▶ **TASK GOAL**: Locate every line in the material below that has the word "only". Copy each of those lines.

▶ **STORED DATA**:
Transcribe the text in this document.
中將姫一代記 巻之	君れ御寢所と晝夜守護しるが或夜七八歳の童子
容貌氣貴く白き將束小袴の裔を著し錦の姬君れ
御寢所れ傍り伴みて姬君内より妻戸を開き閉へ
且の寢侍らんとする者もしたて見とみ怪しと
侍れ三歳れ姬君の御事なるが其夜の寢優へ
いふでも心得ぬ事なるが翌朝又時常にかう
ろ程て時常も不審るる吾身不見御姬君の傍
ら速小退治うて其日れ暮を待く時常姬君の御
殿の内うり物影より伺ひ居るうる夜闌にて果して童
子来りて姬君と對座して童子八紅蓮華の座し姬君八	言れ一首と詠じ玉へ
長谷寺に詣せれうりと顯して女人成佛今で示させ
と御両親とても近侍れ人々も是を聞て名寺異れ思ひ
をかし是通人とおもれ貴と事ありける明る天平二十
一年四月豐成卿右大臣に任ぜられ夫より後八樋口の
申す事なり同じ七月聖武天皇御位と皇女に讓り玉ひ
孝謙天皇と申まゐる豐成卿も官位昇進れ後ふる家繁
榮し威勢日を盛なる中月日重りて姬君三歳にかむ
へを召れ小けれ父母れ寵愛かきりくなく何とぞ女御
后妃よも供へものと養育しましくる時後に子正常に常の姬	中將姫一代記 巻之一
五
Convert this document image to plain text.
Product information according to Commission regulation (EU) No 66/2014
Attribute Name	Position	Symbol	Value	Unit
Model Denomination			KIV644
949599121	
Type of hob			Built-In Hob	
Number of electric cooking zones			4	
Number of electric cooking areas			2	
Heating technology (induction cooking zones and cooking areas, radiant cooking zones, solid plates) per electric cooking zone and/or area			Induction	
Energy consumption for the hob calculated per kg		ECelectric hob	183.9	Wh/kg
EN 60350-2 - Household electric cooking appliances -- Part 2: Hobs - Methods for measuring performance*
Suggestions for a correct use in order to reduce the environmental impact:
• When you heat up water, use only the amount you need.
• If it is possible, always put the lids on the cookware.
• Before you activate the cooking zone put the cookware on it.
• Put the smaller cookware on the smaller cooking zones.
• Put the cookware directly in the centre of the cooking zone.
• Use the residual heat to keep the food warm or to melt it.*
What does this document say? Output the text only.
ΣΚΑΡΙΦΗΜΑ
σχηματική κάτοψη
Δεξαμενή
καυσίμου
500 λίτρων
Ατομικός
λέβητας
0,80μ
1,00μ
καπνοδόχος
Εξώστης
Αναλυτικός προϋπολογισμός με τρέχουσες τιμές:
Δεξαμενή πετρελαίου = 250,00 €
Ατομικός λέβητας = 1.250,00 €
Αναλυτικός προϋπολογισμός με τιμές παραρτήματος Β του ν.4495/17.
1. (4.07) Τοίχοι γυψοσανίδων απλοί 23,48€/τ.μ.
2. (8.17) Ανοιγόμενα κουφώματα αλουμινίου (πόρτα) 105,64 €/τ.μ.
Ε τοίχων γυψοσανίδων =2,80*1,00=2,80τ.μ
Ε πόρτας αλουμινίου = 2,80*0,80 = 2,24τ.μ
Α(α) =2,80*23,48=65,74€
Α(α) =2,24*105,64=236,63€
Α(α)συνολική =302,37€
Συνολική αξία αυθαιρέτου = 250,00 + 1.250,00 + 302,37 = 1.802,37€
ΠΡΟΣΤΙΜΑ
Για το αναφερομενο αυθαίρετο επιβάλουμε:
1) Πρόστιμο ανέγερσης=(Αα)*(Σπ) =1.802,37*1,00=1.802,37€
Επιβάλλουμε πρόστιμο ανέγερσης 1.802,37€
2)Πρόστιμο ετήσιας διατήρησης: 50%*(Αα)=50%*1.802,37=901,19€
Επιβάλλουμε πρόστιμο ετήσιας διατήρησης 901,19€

▶ **RESPONSE**:
• When you heat up water, use only the amount you need.
What does this document say? Output the text only.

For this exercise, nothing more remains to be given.